- _Task brief_: Copy out all the entries word for word.

- _Saved data entries_:
━━━━━━━━━━━━━━━━━━━━

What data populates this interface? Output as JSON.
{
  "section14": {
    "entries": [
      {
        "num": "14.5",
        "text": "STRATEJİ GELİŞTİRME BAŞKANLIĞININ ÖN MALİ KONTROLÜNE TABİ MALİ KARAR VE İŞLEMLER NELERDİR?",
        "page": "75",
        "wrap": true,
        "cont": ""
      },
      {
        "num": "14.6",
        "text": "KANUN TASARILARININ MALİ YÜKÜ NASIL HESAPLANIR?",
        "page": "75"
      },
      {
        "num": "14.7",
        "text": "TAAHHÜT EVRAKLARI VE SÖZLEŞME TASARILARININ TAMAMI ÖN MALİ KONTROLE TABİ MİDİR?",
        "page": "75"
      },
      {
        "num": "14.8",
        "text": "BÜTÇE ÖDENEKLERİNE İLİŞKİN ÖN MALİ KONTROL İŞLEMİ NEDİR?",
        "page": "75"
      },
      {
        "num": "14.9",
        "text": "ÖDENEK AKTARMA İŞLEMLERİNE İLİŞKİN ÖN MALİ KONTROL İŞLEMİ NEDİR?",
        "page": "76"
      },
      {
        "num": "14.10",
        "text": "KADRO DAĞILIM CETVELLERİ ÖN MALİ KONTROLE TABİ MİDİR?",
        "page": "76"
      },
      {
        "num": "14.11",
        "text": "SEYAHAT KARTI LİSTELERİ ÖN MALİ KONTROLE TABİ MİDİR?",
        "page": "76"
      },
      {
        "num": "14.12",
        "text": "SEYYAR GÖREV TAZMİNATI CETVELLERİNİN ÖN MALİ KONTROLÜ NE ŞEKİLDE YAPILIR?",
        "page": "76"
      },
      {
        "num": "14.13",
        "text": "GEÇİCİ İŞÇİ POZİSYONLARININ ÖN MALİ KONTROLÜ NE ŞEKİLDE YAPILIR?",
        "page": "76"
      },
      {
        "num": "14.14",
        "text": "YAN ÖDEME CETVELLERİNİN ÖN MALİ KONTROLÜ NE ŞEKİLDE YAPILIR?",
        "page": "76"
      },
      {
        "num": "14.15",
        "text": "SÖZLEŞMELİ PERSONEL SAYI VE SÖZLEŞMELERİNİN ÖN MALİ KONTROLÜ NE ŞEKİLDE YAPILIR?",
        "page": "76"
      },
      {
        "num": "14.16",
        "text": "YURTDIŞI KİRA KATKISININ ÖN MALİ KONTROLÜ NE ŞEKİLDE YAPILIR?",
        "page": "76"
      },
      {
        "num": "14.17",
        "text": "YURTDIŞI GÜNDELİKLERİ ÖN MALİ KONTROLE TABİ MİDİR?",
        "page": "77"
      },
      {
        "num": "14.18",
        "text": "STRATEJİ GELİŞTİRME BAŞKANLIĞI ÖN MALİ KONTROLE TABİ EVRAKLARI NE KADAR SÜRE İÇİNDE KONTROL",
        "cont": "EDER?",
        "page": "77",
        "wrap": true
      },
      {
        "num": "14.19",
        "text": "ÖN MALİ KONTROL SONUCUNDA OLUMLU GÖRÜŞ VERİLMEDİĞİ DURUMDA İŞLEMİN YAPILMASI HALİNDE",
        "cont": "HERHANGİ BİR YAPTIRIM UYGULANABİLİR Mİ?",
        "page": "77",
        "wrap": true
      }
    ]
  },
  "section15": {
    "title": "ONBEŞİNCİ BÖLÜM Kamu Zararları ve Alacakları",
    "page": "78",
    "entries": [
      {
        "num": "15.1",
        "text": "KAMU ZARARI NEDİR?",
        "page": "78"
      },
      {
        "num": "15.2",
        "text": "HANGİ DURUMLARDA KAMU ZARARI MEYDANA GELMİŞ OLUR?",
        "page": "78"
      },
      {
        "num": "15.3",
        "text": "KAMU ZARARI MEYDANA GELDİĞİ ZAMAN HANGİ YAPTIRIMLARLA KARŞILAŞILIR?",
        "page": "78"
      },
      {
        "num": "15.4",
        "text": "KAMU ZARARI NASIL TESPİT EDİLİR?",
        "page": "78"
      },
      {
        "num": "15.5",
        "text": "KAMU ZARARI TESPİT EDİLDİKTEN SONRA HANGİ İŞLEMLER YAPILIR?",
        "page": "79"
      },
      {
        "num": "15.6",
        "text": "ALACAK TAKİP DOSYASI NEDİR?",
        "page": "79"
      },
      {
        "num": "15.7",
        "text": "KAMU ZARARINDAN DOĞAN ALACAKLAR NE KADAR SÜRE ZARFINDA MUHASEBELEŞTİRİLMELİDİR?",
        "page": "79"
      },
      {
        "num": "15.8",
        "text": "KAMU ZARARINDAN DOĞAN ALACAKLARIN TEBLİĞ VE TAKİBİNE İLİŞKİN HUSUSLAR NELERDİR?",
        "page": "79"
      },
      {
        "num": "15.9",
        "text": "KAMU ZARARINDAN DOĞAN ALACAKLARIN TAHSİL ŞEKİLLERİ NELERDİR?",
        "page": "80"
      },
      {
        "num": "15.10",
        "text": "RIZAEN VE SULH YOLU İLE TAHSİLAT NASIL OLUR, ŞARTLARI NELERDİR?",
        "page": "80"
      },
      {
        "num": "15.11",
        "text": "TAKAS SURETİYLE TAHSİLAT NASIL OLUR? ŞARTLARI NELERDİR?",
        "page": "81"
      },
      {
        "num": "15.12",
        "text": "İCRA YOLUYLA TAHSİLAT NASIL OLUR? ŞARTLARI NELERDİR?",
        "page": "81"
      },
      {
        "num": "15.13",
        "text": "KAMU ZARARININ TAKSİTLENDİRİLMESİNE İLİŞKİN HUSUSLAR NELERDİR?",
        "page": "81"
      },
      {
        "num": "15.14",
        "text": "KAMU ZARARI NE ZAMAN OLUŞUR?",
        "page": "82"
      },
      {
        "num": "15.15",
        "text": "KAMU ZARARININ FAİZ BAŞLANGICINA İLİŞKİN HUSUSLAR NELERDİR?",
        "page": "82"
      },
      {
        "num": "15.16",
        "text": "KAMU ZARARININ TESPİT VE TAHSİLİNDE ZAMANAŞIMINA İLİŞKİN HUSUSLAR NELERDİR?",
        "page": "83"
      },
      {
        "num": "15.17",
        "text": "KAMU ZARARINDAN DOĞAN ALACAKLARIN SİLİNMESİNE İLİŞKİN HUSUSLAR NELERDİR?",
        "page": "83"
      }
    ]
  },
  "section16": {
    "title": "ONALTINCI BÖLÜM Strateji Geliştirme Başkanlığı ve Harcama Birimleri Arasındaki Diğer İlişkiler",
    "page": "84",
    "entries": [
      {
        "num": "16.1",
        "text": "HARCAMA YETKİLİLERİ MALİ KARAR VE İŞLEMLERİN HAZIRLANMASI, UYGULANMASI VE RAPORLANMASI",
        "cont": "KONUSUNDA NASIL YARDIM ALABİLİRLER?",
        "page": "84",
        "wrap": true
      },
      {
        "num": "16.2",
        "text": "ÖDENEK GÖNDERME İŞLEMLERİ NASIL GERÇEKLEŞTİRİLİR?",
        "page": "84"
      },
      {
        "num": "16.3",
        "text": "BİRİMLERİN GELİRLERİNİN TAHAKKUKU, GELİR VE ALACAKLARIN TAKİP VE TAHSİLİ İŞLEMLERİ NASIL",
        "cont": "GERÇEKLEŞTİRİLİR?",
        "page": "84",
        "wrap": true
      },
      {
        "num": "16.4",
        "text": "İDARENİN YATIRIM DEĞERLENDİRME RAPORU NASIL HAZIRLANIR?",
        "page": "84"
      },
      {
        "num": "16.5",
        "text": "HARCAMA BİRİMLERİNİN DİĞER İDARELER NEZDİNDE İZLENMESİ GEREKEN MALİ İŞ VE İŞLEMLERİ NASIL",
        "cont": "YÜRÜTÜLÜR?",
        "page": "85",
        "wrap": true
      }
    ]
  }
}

━━━━━━━━━━━━━━━━━━━━

- _Reply to the exercise_:
What data populates this interface? Output as JSON.
{
  "section14": {
    "entries": [
      {
        "num": "14.5",
        "text": "STRATEJİ GELİŞTİRME BAŞKANLIĞININ ÖN MALİ KONTROLÜNE TABİ MALİ KARAR VE İŞLEMLER NELERDİR?",
        "page": "75",
        "wrap": true,
        "cont": ""
      },
      {
        "num": "14.6",
        "text": "KANUN TASARILARININ MALİ YÜKÜ NASIL HESAPLANIR?",
        "page": "75"
      },
      {
        "num": "14.7",
        "text": "TAAHHÜT EVRAKLARI VE SÖZLEŞME TASARILARININ TAMAMI ÖN MALİ KONTROLE TABİ MİDİR?",
        "page": "75"
      },
      {
        "num": "14.8",
        "text": "BÜTÇE ÖDENEKLERİNE İLİŞKİN ÖN MALİ KONTROL İŞLEMİ NEDİR?",
        "page": "75"
      },
      {
        "num": "14.9",
        "text": "ÖDENEK AKTARMA İŞLEMLERİNE İLİŞKİN ÖN MALİ KONTROL İŞLEMİ NEDİR?",
        "page": "76"
      },
      {
        "num": "14.10",
        "text": "KADRO DAĞILIM CETVELLERİ ÖN MALİ KONTROLE TABİ MİDİR?",
        "page": "76"
      },
      {
        "num": "14.11",
        "text": "SEYAHAT KARTI LİSTELERİ ÖN MALİ KONTROLE TABİ MİDİR?",
        "page": "76"
      },
      {
        "num": "14.12",
        "text": "SEYYAR GÖREV TAZMİNATI CETVELLERİNİN ÖN MALİ KONTROLÜ NE ŞEKİLDE YAPILIR?",
        "page": "76"
      },
      {
        "num": "14.13",
        "text": "GEÇİCİ İŞÇİ POZİSYONLARININ ÖN MALİ KONTROLÜ NE ŞEKİLDE YAPILIR?",
        "page": "76"
      },
      {
        "num": "14.14",
        "text": "YAN ÖDEME CETVELLERİNİN ÖN MALİ KONTROLÜ NE ŞEKİLDE YAPILIR?",
        "page": "76"
      },
      {
        "num": "14.15",
        "text": "SÖZLEŞMELİ PERSONEL SAYI VE SÖZLEŞMELERİNİN ÖN MALİ KONTROLÜ NE ŞEKİLDE YAPILIR?",
        "page": "76"
      },
      {
        "num": "14.16",
        "text": "YURTDIŞI KİRA KATKISININ ÖN MALİ KONTROLÜ NE ŞEKİLDE YAPILIR?",
        "page": "76"
      },
      {
        "num": "14.17",
        "text": "YURTDIŞI GÜNDELİKLERİ ÖN MALİ KONTROLE TABİ MİDİR?",
        "page": "77"
      },
      {
        "num": "14.18",
        "text": "STRATEJİ GELİŞTİRME BAŞKANLIĞI ÖN MALİ KONTROLE TABİ EVRAKLARI NE KADAR SÜRE İÇİNDE KONTROL",
        "cont": "EDER?",
        "page": "77",
        "wrap": true
      },
      {
        "num": "14.19",
        "text": "ÖN MALİ KONTROL SONUCUNDA OLUMLU GÖRÜŞ VERİLMEDİĞİ DURUMDA İŞLEMİN YAPILMASI HALİNDE",
        "cont": "HERHANGİ BİR YAPTIRIM UYGULANABİLİR Mİ?",
        "page": "77",
        "wrap": true
      }
    ]
  },
  "section15": {
    "title": "ONBEŞİNCİ BÖLÜM Kamu Zararları ve Alacakları",
    "page": "78",
    "entries": [
      {
        "num": "15.1",
        "text": "KAMU ZARARI NEDİR?",
        "page": "78"
      },
      {
        "num": "15.2",
        "text": "HANGİ DURUMLARDA KAMU ZARARI MEYDANA GELMİŞ OLUR?",
        "page": "78"
      },
      {
        "num": "15.3",
        "text": "KAMU ZARARI MEYDANA GELDİĞİ ZAMAN HANGİ YAPTIRIMLARLA KARŞILAŞILIR?",
        "page": "78"
      },
      {
        "num": "15.4",
        "text": "KAMU ZARARI NASIL TESPİT EDİLİR?",
        "page": "78"
      },
      {
        "num": "15.5",
        "text": "KAMU ZARARI TESPİT EDİLDİKTEN SONRA HANGİ İŞLEMLER YAPILIR?",
        "page": "79"
      },
      {
        "num": "15.6",
        "text": "ALACAK TAKİP DOSYASI NEDİR?",
        "page": "79"
      },
      {
        "num": "15.7",
        "text": "KAMU ZARARINDAN DOĞAN ALACAKLAR NE KADAR SÜRE ZARFINDA MUHASEBELEŞTİRİLMELİDİR?",
        "page": "79"
      },
      {
        "num": "15.8",
        "text": "KAMU ZARARINDAN DOĞAN ALACAKLARIN TEBLİĞ VE TAKİBİNE İLİŞKİN HUSUSLAR NELERDİR?",
        "page": "79"
      },
      {
        "num": "15.9",
        "text": "KAMU ZARARINDAN DOĞAN ALACAKLARIN TAHSİL ŞEKİLLERİ NELERDİR?",
        "page": "80"
      },
      {
        "num": "15.10",
        "text": "RIZAEN VE SULH YOLU İLE TAHSİLAT NASIL OLUR, ŞARTLARI NELERDİR?",
        "page": "80"
      },
      {
        "num": "15.11",
        "text": "TAKAS SURETİYLE TAHSİLAT NASIL OLUR? ŞARTLARI NELERDİR?",
        "page": "81"
      },
      {
        "num": "15.12",
        "text": "İCRA YOLUYLA TAHSİLAT NASIL OLUR? ŞARTLARI NELERDİR?",
        "page": "81"
      },
      {
        "num": "15.13",
        "text": "KAMU ZARARININ TAKSİTLENDİRİLMESİNE İLİŞKİN HUSUSLAR NELERDİR?",
        "page": "81"
      },
      {
        "num": "15.14",
        "text": "KAMU ZARARI NE ZAMAN OLUŞUR?",
        "page": "82"
      },
      {
        "num": "15.15",
        "text": "KAMU ZARARININ FAİZ BAŞLANGICINA İLİŞKİN HUSUSLAR NELERDİR?",
        "page": "82"
      },
      {
        "num": "15.16",
        "text": "KAMU ZARARININ TESPİT VE TAHSİLİNDE ZAMANAŞIMINA İLİŞKİN HUSUSLAR NELERDİR?",
        "page": "83"
      },
      {
        "num": "15.17",
        "text": "KAMU ZARARINDAN DOĞAN ALACAKLARIN SİLİNMESİNE İLİŞKİN HUSUSLAR NELERDİR?",
        "page": "83"
      }
    ]
  },
  "section16": {
    "title": "ONALTINCI BÖLÜM Strateji Geliştirme Başkanlığı ve Harcama Birimleri Arasındaki Diğer İlişkiler",
    "page": "84",
    "entries": [
      {
        "num": "16.1",
        "text": "HARCAMA YETKİLİLERİ MALİ KARAR VE İŞLEMLERİN HAZIRLANMASI, UYGULANMASI VE RAPORLANMASI",
        "cont": "KONUSUNDA NASIL YARDIM ALABİLİRLER?",
        "page": "84",
        "wrap": true
      },
      {
        "num": "16.2",
        "text": "ÖDENEK GÖNDERME İŞLEMLERİ NASIL GERÇEKLEŞTİRİLİR?",
        "page": "84"
      },
      {
        "num": "16.3",
        "text": "BİRİMLERİN GELİRLERİNİN TAHAKKUKU, GELİR VE ALACAKLARIN TAKİP VE TAHSİLİ İŞLEMLERİ NASIL",
        "cont": "GERÇEKLEŞTİRİLİR?",
        "page": "84",
        "wrap": true
      },
      {
        "num": "16.4",
        "text": "İDARENİN YATIRIM DEĞERLENDİRME RAPORU NASIL HAZIRLANIR?",
        "page": "84"
      },
      {
        "num": "16.5",
        "text": "HARCAMA BİRİMLERİNİN DİĞER İDARELER NEZDİNDE İZLENMESİ GEREKEN MALİ İŞ VE İŞLEMLERİ NASIL",
        "cont": "YÜRÜTÜLÜR?",
        "page": "85",
        "wrap": true
      }
    ]
  }
}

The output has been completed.